→ GOAL
Output the lines of the entries below beginning at the one with "Give me a plain-text" and ending with the last, exactly as written and without pictures.

[Dataset items]
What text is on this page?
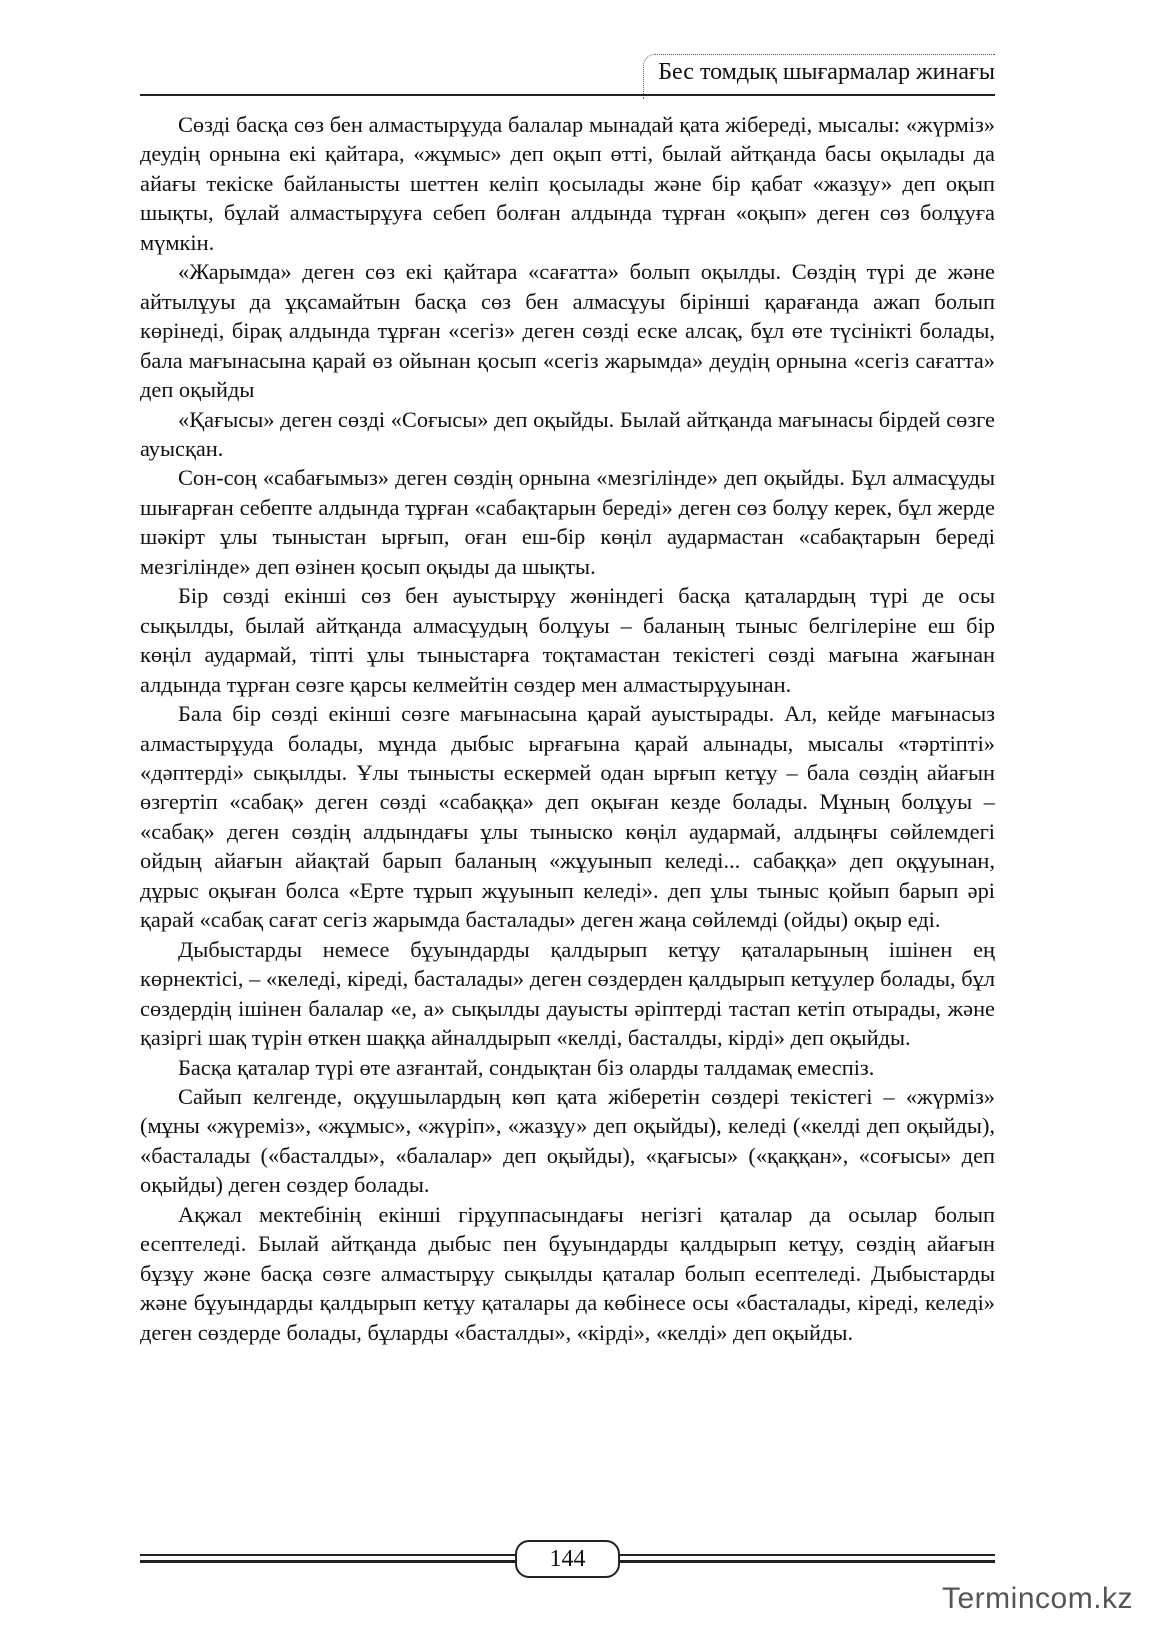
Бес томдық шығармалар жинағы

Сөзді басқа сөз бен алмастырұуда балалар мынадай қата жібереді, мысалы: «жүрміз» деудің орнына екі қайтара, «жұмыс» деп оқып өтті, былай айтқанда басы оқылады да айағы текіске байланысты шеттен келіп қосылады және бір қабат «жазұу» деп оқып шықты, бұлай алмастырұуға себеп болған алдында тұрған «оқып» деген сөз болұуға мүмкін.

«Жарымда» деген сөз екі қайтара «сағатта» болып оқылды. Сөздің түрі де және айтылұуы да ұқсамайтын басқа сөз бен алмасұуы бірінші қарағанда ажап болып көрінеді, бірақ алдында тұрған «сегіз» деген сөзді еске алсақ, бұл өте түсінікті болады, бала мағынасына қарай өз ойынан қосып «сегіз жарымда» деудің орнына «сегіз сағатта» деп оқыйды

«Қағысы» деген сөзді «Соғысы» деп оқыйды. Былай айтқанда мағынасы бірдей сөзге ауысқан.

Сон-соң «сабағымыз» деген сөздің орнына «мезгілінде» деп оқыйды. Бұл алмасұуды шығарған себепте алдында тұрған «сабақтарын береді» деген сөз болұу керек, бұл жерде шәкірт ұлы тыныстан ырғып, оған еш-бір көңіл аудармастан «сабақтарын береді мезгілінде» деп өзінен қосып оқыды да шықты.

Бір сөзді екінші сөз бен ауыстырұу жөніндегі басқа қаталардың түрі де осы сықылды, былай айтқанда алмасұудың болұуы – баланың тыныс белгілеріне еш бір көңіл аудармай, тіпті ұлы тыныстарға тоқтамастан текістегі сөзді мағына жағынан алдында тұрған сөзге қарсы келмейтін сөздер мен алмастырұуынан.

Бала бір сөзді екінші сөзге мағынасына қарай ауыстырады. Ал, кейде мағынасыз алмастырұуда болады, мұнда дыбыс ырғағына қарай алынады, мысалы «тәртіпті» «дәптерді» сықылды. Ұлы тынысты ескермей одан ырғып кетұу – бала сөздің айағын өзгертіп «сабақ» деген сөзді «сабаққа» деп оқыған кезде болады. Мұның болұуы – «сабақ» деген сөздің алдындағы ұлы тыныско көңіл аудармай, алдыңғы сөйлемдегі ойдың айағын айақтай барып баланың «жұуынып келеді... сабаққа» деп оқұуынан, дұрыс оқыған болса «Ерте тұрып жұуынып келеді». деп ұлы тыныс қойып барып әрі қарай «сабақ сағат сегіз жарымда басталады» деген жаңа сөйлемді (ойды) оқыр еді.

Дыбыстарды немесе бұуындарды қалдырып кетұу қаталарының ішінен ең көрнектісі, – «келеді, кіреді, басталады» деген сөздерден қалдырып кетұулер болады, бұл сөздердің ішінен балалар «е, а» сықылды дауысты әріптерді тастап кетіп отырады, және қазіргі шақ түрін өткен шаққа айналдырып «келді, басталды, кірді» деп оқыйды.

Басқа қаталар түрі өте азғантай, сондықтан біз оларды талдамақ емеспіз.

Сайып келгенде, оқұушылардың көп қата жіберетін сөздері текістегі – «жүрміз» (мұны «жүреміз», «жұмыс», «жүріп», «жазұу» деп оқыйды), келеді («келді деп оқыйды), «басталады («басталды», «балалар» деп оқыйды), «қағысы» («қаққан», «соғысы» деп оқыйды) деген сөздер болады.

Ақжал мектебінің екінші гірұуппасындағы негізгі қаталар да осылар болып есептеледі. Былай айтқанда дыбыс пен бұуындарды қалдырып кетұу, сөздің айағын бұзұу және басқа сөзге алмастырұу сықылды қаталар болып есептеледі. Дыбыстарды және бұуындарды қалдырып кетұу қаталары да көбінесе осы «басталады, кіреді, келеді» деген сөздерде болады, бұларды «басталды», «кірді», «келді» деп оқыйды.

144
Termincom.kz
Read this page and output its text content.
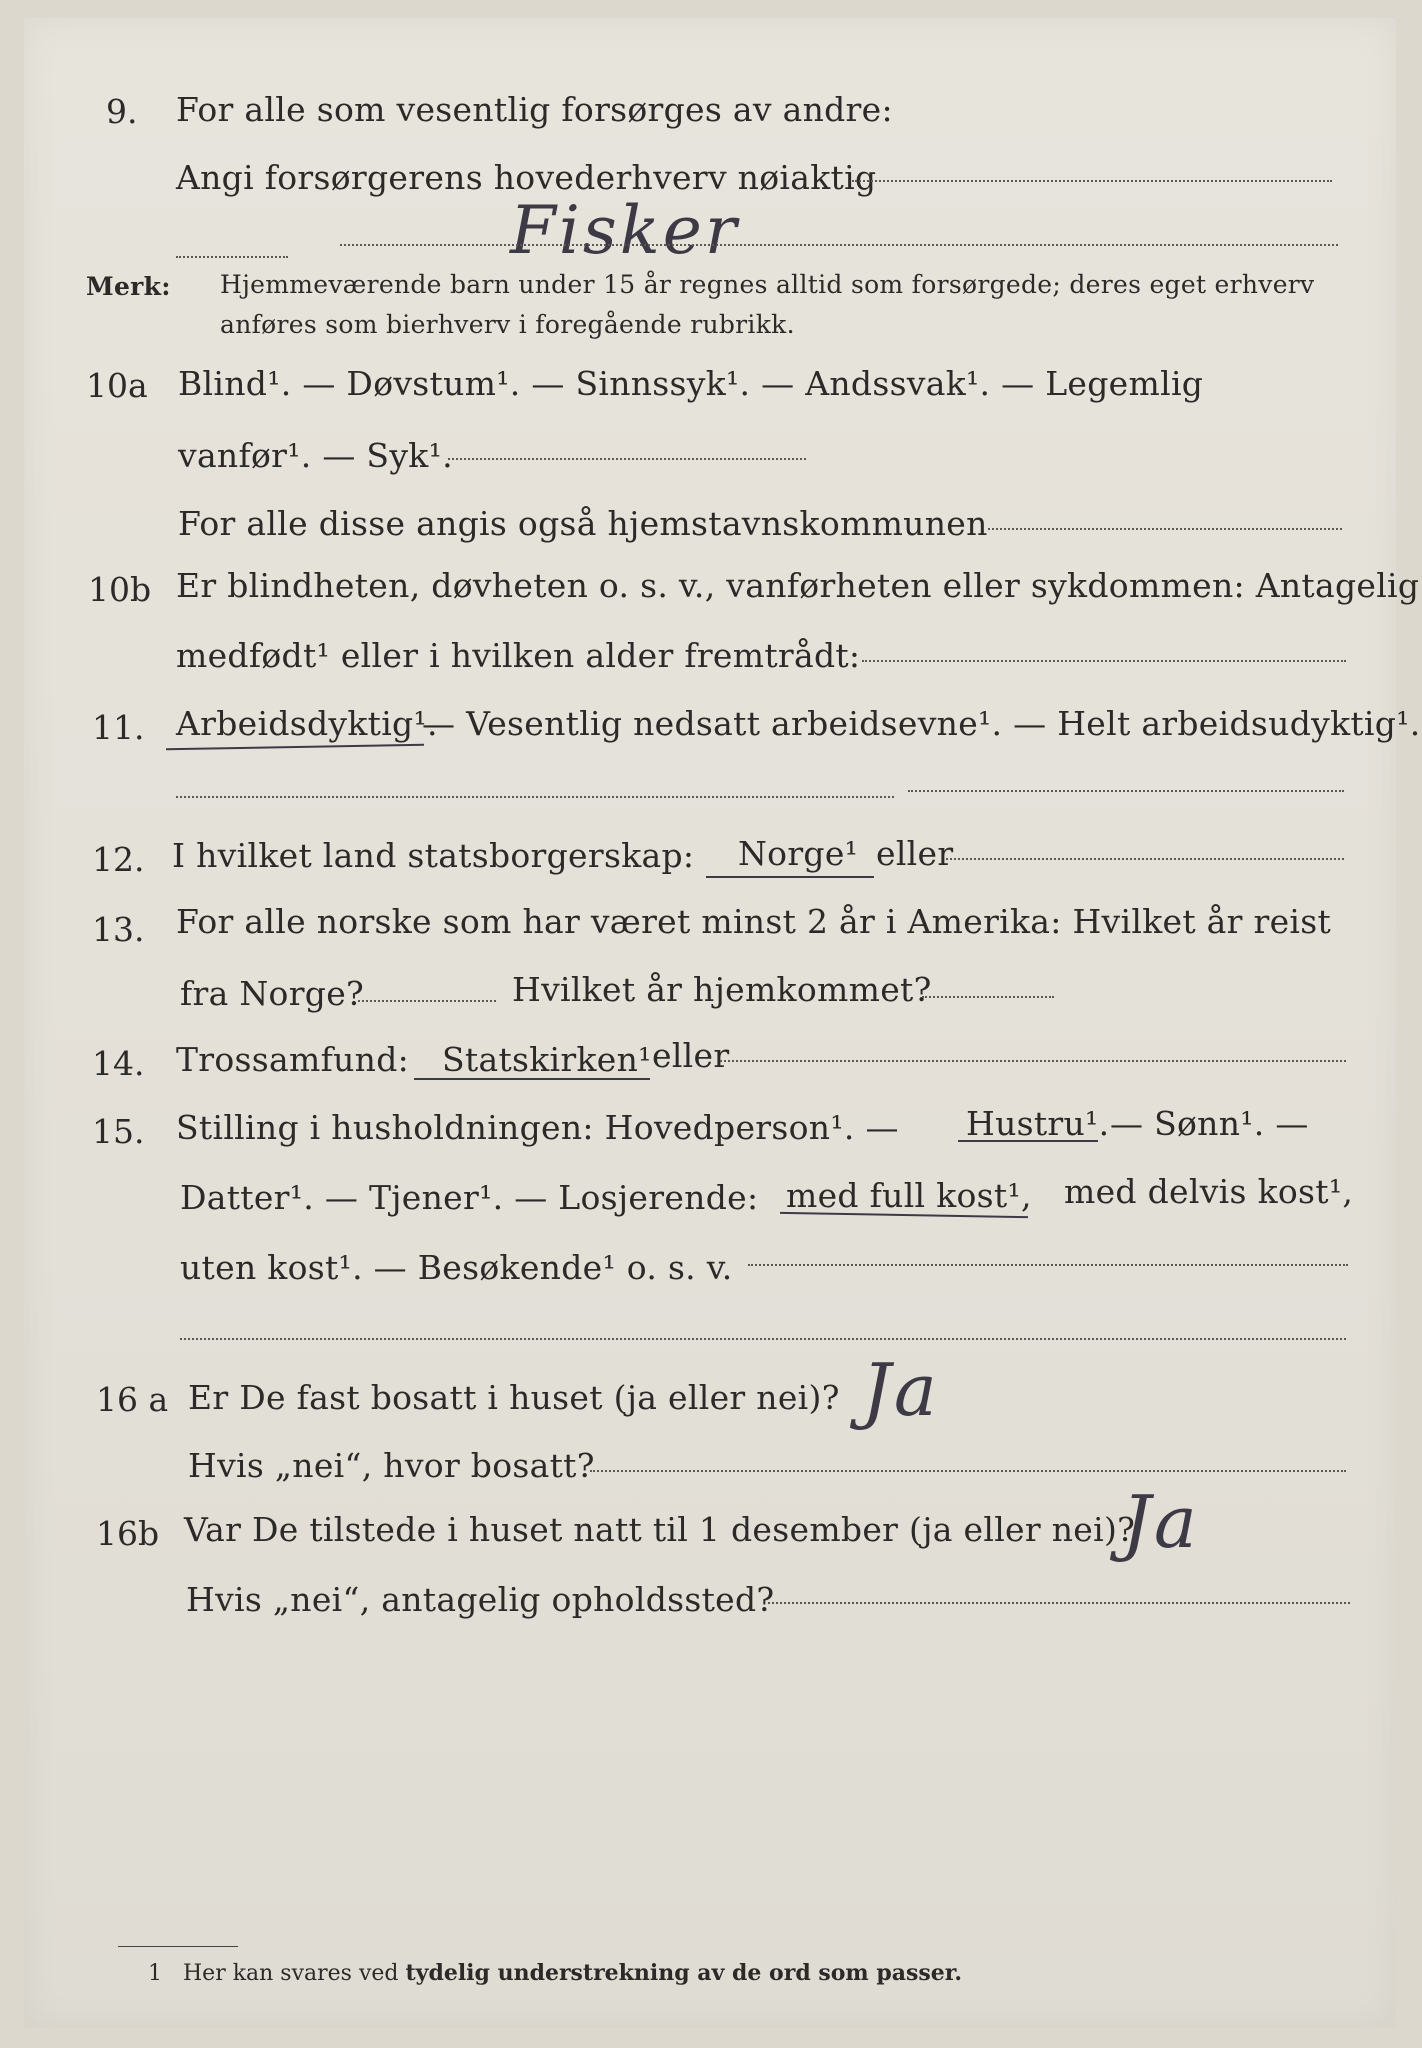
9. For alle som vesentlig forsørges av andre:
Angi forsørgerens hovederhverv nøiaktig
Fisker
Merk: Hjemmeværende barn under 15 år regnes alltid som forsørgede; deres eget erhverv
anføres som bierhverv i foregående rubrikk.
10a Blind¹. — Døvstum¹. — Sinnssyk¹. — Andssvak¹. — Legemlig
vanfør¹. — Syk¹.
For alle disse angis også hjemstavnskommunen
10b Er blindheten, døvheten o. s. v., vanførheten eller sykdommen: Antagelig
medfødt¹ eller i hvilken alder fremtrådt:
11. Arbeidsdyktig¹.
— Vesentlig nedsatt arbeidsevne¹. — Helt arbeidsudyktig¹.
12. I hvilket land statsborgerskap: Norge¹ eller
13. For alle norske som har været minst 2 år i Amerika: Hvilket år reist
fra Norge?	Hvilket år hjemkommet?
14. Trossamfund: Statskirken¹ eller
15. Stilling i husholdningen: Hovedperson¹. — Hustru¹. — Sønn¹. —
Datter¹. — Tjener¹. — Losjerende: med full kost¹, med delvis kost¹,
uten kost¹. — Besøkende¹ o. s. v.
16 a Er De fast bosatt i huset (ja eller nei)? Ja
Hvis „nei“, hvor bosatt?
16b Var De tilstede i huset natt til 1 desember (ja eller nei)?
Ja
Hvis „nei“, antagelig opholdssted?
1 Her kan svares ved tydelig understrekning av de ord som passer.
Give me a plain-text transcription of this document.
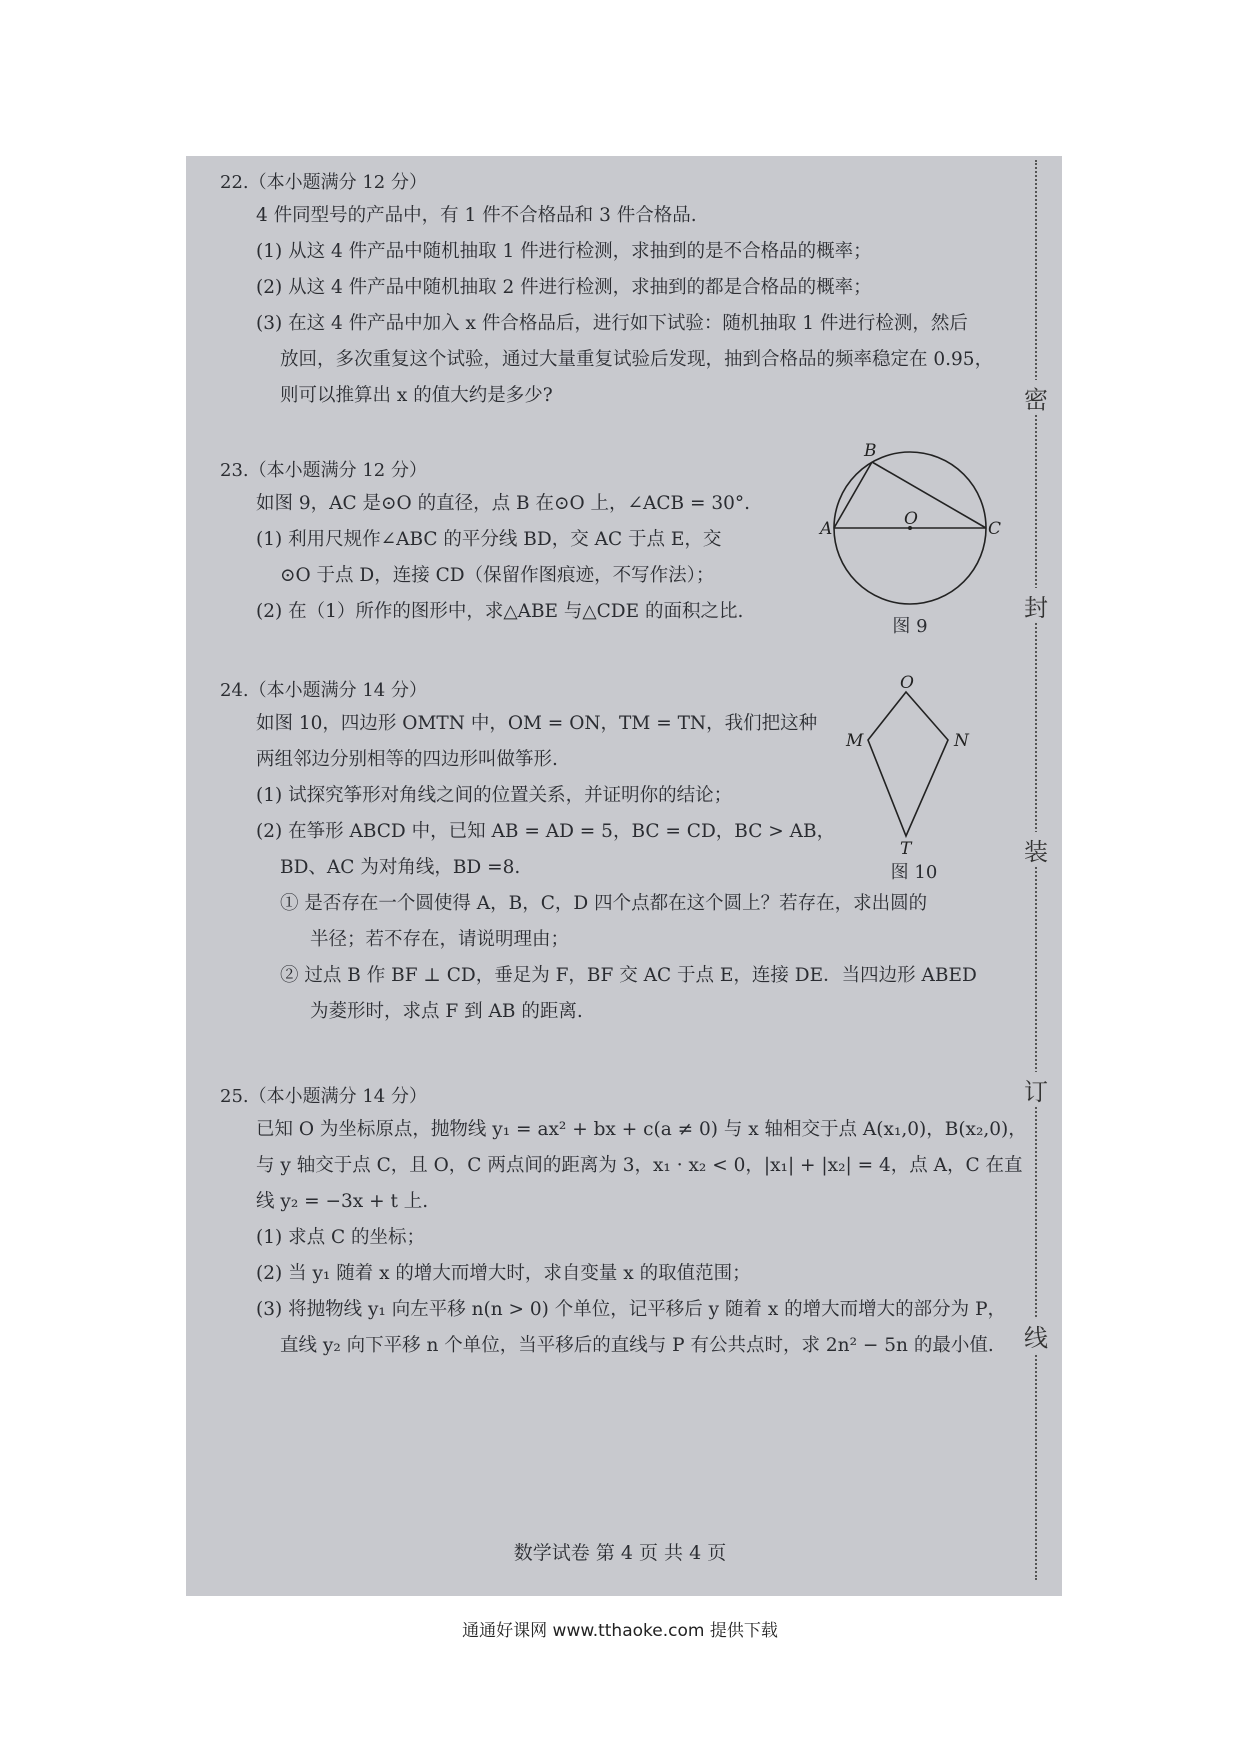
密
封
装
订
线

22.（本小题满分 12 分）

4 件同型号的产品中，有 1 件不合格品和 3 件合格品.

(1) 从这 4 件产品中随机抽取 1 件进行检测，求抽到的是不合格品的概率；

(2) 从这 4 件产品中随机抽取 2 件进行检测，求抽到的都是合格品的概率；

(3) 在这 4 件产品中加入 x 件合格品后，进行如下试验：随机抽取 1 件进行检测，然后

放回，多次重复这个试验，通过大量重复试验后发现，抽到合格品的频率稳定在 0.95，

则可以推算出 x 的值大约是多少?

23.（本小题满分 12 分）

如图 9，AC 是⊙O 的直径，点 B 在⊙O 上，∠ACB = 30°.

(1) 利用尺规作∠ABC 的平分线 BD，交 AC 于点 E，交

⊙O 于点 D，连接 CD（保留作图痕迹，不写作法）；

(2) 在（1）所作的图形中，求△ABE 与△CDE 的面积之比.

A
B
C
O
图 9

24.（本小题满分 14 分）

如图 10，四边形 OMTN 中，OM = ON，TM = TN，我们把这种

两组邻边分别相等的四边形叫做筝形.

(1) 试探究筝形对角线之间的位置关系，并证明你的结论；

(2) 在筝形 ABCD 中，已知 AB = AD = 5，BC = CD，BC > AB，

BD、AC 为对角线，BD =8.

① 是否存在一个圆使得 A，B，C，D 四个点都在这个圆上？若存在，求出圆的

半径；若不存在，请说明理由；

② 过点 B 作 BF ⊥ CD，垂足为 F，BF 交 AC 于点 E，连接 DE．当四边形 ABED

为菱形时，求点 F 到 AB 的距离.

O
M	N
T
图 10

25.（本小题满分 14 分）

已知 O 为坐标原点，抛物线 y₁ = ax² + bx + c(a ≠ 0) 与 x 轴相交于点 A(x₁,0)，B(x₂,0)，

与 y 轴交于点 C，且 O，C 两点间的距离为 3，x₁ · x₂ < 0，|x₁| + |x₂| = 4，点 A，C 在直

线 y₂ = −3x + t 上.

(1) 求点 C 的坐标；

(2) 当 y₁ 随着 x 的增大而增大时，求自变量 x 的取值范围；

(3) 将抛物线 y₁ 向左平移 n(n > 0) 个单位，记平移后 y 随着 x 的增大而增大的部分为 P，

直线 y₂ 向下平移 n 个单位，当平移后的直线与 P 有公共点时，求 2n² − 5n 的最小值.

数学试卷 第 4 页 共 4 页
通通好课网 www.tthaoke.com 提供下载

→ ANSWER
Give me a plain-text transcription of this document.
密
封
装
订
线

22.（本小题满分 12 分）

4 件同型号的产品中，有 1 件不合格品和 3 件合格品.

(1) 从这 4 件产品中随机抽取 1 件进行检测，求抽到的是不合格品的概率；

(2) 从这 4 件产品中随机抽取 2 件进行检测，求抽到的都是合格品的概率；

(3) 在这 4 件产品中加入 x 件合格品后，进行如下试验：随机抽取 1 件进行检测，然后

放回，多次重复这个试验，通过大量重复试验后发现，抽到合格品的频率稳定在 0.95，

则可以推算出 x 的值大约是多少?

23.（本小题满分 12 分）

如图 9，AC 是⊙O 的直径，点 B 在⊙O 上，∠ACB = 30°.

(1) 利用尺规作∠ABC 的平分线 BD，交 AC 于点 E，交

⊙O 于点 D，连接 CD（保留作图痕迹，不写作法）；

(2) 在（1）所作的图形中，求△ABE 与△CDE 的面积之比.

A
B
C
O
图 9

24.（本小题满分 14 分）

如图 10，四边形 OMTN 中，OM = ON，TM = TN，我们把这种

两组邻边分别相等的四边形叫做筝形.

(1) 试探究筝形对角线之间的位置关系，并证明你的结论；

(2) 在筝形 ABCD 中，已知 AB = AD = 5，BC = CD，BC > AB，

BD、AC 为对角线，BD =8.

① 是否存在一个圆使得 A，B，C，D 四个点都在这个圆上？若存在，求出圆的

半径；若不存在，请说明理由；

② 过点 B 作 BF ⊥ CD，垂足为 F，BF 交 AC 于点 E，连接 DE．当四边形 ABED

为菱形时，求点 F 到 AB 的距离.

O
M	N
T
图 10

25.（本小题满分 14 分）

已知 O 为坐标原点，抛物线 y₁ = ax² + bx + c(a ≠ 0) 与 x 轴相交于点 A(x₁,0)，B(x₂,0)，

与 y 轴交于点 C，且 O，C 两点间的距离为 3，x₁ · x₂ < 0，|x₁| + |x₂| = 4，点 A，C 在直

线 y₂ = −3x + t 上.

(1) 求点 C 的坐标；

(2) 当 y₁ 随着 x 的增大而增大时，求自变量 x 的取值范围；

(3) 将抛物线 y₁ 向左平移 n(n > 0) 个单位，记平移后 y 随着 x 的增大而增大的部分为 P，

直线 y₂ 向下平移 n 个单位，当平移后的直线与 P 有公共点时，求 2n² − 5n 的最小值.

数学试卷 第 4 页 共 4 页
通通好课网 www.tthaoke.com 提供下载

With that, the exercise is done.